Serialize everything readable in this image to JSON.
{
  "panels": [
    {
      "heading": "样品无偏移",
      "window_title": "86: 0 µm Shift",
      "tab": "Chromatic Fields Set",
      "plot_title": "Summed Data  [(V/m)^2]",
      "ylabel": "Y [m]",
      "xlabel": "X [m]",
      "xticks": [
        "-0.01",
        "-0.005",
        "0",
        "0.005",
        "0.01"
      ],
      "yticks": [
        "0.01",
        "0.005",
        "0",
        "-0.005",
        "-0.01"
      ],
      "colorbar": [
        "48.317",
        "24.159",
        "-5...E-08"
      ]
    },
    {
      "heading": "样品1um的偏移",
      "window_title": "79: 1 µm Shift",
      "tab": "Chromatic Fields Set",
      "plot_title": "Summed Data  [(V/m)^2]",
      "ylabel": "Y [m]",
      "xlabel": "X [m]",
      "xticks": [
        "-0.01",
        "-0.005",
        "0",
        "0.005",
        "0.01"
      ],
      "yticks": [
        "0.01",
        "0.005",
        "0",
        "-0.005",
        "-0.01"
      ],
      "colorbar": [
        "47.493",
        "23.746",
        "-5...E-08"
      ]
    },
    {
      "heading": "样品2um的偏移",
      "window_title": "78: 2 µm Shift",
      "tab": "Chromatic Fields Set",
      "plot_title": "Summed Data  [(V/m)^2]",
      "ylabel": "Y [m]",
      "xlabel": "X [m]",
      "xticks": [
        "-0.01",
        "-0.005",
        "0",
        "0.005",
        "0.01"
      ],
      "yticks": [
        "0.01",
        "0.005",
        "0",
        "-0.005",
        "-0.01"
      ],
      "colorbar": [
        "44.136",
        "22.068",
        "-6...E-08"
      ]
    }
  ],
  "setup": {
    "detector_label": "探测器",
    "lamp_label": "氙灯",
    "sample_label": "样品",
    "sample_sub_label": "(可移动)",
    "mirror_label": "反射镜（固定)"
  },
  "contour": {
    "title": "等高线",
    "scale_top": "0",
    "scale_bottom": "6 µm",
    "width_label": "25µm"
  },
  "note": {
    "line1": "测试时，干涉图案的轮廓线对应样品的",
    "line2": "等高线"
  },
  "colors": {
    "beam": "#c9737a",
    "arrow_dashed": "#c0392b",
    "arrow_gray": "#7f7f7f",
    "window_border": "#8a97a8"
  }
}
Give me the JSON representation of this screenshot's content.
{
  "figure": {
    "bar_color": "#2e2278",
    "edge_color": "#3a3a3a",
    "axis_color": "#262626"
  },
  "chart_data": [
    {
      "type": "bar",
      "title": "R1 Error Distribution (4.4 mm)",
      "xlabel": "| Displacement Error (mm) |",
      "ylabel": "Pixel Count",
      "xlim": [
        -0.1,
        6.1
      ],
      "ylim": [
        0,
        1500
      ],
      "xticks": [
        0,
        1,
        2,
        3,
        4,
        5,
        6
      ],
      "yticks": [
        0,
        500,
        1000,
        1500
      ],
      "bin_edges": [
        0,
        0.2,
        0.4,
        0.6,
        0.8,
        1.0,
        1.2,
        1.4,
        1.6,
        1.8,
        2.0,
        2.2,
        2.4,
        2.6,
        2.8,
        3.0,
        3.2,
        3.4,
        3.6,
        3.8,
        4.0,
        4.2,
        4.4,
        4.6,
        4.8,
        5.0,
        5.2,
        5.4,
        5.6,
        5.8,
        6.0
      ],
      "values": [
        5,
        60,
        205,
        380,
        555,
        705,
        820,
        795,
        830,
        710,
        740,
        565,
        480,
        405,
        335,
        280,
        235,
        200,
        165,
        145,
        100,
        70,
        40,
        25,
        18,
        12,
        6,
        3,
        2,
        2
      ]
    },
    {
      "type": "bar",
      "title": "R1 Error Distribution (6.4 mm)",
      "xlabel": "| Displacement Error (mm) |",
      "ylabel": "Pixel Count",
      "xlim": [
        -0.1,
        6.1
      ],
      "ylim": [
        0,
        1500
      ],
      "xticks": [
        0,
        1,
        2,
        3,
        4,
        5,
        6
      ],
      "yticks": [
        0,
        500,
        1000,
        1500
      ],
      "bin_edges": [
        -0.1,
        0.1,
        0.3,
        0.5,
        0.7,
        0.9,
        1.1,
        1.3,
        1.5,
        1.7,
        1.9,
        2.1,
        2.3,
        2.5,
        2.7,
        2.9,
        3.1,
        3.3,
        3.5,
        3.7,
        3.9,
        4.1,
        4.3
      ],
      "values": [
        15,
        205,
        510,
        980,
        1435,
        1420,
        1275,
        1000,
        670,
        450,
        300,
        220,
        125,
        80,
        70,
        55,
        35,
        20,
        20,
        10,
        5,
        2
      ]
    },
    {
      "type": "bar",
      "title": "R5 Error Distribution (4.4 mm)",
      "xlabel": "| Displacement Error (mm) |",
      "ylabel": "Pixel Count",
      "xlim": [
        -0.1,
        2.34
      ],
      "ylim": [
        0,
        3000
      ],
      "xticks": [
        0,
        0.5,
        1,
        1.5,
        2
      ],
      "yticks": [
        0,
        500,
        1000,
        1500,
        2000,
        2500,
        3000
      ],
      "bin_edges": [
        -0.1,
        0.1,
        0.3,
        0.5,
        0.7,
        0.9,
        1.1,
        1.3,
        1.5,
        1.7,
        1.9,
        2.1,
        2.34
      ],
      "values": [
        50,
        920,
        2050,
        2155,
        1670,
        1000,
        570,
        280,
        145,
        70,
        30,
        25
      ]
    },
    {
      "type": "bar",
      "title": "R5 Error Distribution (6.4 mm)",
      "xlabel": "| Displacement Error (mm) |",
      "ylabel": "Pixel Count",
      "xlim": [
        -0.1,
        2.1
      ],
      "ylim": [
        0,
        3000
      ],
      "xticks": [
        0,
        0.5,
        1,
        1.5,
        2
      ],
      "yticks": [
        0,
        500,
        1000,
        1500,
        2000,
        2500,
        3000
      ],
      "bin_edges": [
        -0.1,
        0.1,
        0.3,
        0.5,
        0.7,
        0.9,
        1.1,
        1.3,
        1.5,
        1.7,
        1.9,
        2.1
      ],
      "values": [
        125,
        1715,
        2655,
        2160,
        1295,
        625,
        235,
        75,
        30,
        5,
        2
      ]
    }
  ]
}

#####

Above are some records. Print them all exactly.

Serialize everything readable in this image to JSON.
{
  "panels": [
    {
      "heading": "样品无偏移",
      "window_title": "86: 0 µm Shift",
      "tab": "Chromatic Fields Set",
      "plot_title": "Summed Data  [(V/m)^2]",
      "ylabel": "Y [m]",
      "xlabel": "X [m]",
      "xticks": [
        "-0.01",
        "-0.005",
        "0",
        "0.005",
        "0.01"
      ],
      "yticks": [
        "0.01",
        "0.005",
        "0",
        "-0.005",
        "-0.01"
      ],
      "colorbar": [
        "48.317",
        "24.159",
        "-5...E-08"
      ]
    },
    {
      "heading": "样品1um的偏移",
      "window_title": "79: 1 µm Shift",
      "tab": "Chromatic Fields Set",
      "plot_title": "Summed Data  [(V/m)^2]",
      "ylabel": "Y [m]",
      "xlabel": "X [m]",
      "xticks": [
        "-0.01",
        "-0.005",
        "0",
        "0.005",
        "0.01"
      ],
      "yticks": [
        "0.01",
        "0.005",
        "0",
        "-0.005",
        "-0.01"
      ],
      "colorbar": [
        "47.493",
        "23.746",
        "-5...E-08"
      ]
    },
    {
      "heading": "样品2um的偏移",
      "window_title": "78: 2 µm Shift",
      "tab": "Chromatic Fields Set",
      "plot_title": "Summed Data  [(V/m)^2]",
      "ylabel": "Y [m]",
      "xlabel": "X [m]",
      "xticks": [
        "-0.01",
        "-0.005",
        "0",
        "0.005",
        "0.01"
      ],
      "yticks": [
        "0.01",
        "0.005",
        "0",
        "-0.005",
        "-0.01"
      ],
      "colorbar": [
        "44.136",
        "22.068",
        "-6...E-08"
      ]
    }
  ],
  "setup": {
    "detector_label": "探测器",
    "lamp_label": "氙灯",
    "sample_label": "样品",
    "sample_sub_label": "(可移动)",
    "mirror_label": "反射镜（固定)"
  },
  "contour": {
    "title": "等高线",
    "scale_top": "0",
    "scale_bottom": "6 µm",
    "width_label": "25µm"
  },
  "note": {
    "line1": "测试时，干涉图案的轮廓线对应样品的",
    "line2": "等高线"
  },
  "colors": {
    "beam": "#c9737a",
    "arrow_dashed": "#c0392b",
    "arrow_gray": "#7f7f7f",
    "window_border": "#8a97a8"
  }
}
Give me the JSON representation of this screenshot's content.
{
  "figure": {
    "bar_color": "#2e2278",
    "edge_color": "#3a3a3a",
    "axis_color": "#262626"
  },
  "chart_data": [
    {
      "type": "bar",
      "title": "R1 Error Distribution (4.4 mm)",
      "xlabel": "| Displacement Error (mm) |",
      "ylabel": "Pixel Count",
      "xlim": [
        -0.1,
        6.1
      ],
      "ylim": [
        0,
        1500
      ],
      "xticks": [
        0,
        1,
        2,
        3,
        4,
        5,
        6
      ],
      "yticks": [
        0,
        500,
        1000,
        1500
      ],
      "bin_edges": [
        0,
        0.2,
        0.4,
        0.6,
        0.8,
        1.0,
        1.2,
        1.4,
        1.6,
        1.8,
        2.0,
        2.2,
        2.4,
        2.6,
        2.8,
        3.0,
        3.2,
        3.4,
        3.6,
        3.8,
        4.0,
        4.2,
        4.4,
        4.6,
        4.8,
        5.0,
        5.2,
        5.4,
        5.6,
        5.8,
        6.0
      ],
      "values": [
        5,
        60,
        205,
        380,
        555,
        705,
        820,
        795,
        830,
        710,
        740,
        565,
        480,
        405,
        335,
        280,
        235,
        200,
        165,
        145,
        100,
        70,
        40,
        25,
        18,
        12,
        6,
        3,
        2,
        2
      ]
    },
    {
      "type": "bar",
      "title": "R1 Error Distribution (6.4 mm)",
      "xlabel": "| Displacement Error (mm) |",
      "ylabel": "Pixel Count",
      "xlim": [
        -0.1,
        6.1
      ],
      "ylim": [
        0,
        1500
      ],
      "xticks": [
        0,
        1,
        2,
        3,
        4,
        5,
        6
      ],
      "yticks": [
        0,
        500,
        1000,
        1500
      ],
      "bin_edges": [
        -0.1,
        0.1,
        0.3,
        0.5,
        0.7,
        0.9,
        1.1,
        1.3,
        1.5,
        1.7,
        1.9,
        2.1,
        2.3,
        2.5,
        2.7,
        2.9,
        3.1,
        3.3,
        3.5,
        3.7,
        3.9,
        4.1,
        4.3
      ],
      "values": [
        15,
        205,
        510,
        980,
        1435,
        1420,
        1275,
        1000,
        670,
        450,
        300,
        220,
        125,
        80,
        70,
        55,
        35,
        20,
        20,
        10,
        5,
        2
      ]
    },
    {
      "type": "bar",
      "title": "R5 Error Distribution (4.4 mm)",
      "xlabel": "| Displacement Error (mm) |",
      "ylabel": "Pixel Count",
      "xlim": [
        -0.1,
        2.34
      ],
      "ylim": [
        0,
        3000
      ],
      "xticks": [
        0,
        0.5,
        1,
        1.5,
        2
      ],
      "yticks": [
        0,
        500,
        1000,
        1500,
        2000,
        2500,
        3000
      ],
      "bin_edges": [
        -0.1,
        0.1,
        0.3,
        0.5,
        0.7,
        0.9,
        1.1,
        1.3,
        1.5,
        1.7,
        1.9,
        2.1,
        2.34
      ],
      "values": [
        50,
        920,
        2050,
        2155,
        1670,
        1000,
        570,
        280,
        145,
        70,
        30,
        25
      ]
    },
    {
      "type": "bar",
      "title": "R5 Error Distribution (6.4 mm)",
      "xlabel": "| Displacement Error (mm) |",
      "ylabel": "Pixel Count",
      "xlim": [
        -0.1,
        2.1
      ],
      "ylim": [
        0,
        3000
      ],
      "xticks": [
        0,
        0.5,
        1,
        1.5,
        2
      ],
      "yticks": [
        0,
        500,
        1000,
        1500,
        2000,
        2500,
        3000
      ],
      "bin_edges": [
        -0.1,
        0.1,
        0.3,
        0.5,
        0.7,
        0.9,
        1.1,
        1.3,
        1.5,
        1.7,
        1.9,
        2.1
      ],
      "values": [
        125,
        1715,
        2655,
        2160,
        1295,
        625,
        235,
        75,
        30,
        5,
        2
      ]
    }
  ]
}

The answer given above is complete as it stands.